Dataset excerpt:
○ ○ ○ ○ ○

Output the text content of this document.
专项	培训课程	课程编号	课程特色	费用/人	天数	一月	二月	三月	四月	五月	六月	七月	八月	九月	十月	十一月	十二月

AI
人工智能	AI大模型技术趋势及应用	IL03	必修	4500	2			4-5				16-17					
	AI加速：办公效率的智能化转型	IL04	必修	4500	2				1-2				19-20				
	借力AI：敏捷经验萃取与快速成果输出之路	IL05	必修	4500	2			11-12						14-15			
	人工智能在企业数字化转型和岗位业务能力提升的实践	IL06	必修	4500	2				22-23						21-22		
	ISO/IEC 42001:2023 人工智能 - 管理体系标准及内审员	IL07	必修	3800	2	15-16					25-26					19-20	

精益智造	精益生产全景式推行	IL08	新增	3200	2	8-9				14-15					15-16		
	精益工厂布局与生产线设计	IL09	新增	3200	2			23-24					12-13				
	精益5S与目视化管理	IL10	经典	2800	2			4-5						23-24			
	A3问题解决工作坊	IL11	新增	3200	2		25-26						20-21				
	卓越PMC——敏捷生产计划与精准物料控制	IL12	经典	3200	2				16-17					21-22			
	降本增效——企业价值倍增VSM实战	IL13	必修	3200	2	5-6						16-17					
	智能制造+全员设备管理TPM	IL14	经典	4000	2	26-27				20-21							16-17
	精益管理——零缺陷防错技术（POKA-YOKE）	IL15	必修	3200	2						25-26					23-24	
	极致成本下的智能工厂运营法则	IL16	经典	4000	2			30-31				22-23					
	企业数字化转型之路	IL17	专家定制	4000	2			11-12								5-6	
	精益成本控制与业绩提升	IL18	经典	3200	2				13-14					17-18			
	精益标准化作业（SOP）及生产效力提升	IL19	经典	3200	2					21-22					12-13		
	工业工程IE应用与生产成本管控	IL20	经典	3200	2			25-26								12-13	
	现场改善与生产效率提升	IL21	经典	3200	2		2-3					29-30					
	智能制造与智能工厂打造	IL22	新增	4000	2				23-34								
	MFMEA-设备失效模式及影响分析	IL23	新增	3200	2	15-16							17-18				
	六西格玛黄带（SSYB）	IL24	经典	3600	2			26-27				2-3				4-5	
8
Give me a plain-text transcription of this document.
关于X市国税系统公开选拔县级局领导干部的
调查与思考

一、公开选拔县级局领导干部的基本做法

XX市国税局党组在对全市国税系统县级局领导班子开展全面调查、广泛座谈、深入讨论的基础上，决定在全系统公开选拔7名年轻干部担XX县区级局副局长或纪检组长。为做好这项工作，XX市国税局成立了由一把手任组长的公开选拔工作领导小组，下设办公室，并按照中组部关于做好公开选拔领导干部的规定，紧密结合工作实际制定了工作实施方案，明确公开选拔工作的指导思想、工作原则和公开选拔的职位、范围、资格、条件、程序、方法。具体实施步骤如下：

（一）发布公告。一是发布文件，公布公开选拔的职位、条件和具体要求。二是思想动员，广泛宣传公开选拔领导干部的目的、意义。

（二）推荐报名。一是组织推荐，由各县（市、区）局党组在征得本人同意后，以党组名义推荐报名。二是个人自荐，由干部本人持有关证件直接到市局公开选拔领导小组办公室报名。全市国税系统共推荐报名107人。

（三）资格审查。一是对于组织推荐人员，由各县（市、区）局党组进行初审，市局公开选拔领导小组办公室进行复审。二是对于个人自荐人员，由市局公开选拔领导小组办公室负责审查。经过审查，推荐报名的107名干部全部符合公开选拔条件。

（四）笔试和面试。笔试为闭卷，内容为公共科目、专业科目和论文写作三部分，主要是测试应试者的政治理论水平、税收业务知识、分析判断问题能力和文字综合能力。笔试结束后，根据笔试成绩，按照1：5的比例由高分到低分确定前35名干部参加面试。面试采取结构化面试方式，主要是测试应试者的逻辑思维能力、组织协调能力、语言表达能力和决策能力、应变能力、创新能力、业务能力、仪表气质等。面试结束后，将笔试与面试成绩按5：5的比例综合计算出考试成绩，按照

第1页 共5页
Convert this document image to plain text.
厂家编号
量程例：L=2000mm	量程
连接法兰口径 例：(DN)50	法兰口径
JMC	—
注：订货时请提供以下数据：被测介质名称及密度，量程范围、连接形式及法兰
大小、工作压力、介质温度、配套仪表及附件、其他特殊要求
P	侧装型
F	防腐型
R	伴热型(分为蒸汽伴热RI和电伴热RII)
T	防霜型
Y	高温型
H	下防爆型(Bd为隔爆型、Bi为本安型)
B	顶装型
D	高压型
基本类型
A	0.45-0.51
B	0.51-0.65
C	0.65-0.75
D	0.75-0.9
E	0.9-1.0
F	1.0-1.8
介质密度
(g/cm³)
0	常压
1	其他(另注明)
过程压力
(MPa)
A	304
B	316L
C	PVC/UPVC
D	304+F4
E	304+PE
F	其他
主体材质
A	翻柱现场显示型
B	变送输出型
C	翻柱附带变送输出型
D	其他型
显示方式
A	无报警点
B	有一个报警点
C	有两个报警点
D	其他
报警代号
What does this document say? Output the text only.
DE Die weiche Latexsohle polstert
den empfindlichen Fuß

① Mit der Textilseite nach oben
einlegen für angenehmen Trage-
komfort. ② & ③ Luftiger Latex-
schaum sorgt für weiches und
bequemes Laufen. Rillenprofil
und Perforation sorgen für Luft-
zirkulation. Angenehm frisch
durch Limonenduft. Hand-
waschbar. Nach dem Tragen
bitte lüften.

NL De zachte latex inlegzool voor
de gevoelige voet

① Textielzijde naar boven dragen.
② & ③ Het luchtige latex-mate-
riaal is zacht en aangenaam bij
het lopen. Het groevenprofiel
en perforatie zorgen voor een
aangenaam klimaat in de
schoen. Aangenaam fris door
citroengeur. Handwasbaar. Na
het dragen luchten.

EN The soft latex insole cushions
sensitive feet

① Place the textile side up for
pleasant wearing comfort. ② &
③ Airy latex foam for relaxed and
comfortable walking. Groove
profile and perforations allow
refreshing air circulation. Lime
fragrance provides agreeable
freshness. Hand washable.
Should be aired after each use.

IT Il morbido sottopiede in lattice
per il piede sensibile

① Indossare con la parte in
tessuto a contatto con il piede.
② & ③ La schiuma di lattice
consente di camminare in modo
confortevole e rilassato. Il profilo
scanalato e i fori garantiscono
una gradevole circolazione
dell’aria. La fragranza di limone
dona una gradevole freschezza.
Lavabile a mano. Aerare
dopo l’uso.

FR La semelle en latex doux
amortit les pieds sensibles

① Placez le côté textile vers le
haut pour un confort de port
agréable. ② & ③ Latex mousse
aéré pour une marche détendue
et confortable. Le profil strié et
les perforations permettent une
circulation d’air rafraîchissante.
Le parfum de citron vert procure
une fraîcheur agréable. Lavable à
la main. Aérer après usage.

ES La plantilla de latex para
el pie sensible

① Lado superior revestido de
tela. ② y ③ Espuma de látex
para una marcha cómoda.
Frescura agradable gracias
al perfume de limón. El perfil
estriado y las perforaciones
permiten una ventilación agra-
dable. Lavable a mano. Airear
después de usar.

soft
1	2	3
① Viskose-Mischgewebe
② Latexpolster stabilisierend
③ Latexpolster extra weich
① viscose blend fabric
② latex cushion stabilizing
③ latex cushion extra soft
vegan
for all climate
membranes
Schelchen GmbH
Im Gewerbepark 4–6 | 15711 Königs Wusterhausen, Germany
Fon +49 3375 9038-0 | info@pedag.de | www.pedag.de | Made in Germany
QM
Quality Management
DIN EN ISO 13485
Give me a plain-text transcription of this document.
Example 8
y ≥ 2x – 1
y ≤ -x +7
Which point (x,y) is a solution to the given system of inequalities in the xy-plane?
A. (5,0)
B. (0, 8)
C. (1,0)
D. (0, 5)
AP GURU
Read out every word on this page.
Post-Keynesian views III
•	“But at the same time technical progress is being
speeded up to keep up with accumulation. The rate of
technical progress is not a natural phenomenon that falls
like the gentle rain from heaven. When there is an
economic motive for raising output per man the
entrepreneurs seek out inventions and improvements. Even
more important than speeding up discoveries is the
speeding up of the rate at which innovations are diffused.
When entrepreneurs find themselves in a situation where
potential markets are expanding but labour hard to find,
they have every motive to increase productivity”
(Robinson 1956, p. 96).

○ ○ ○ ○ ○

### Exercise description
Using the listing above, say how many of its lines contain the string "extra", giving nothing but the figure.

### Output of the exercise
2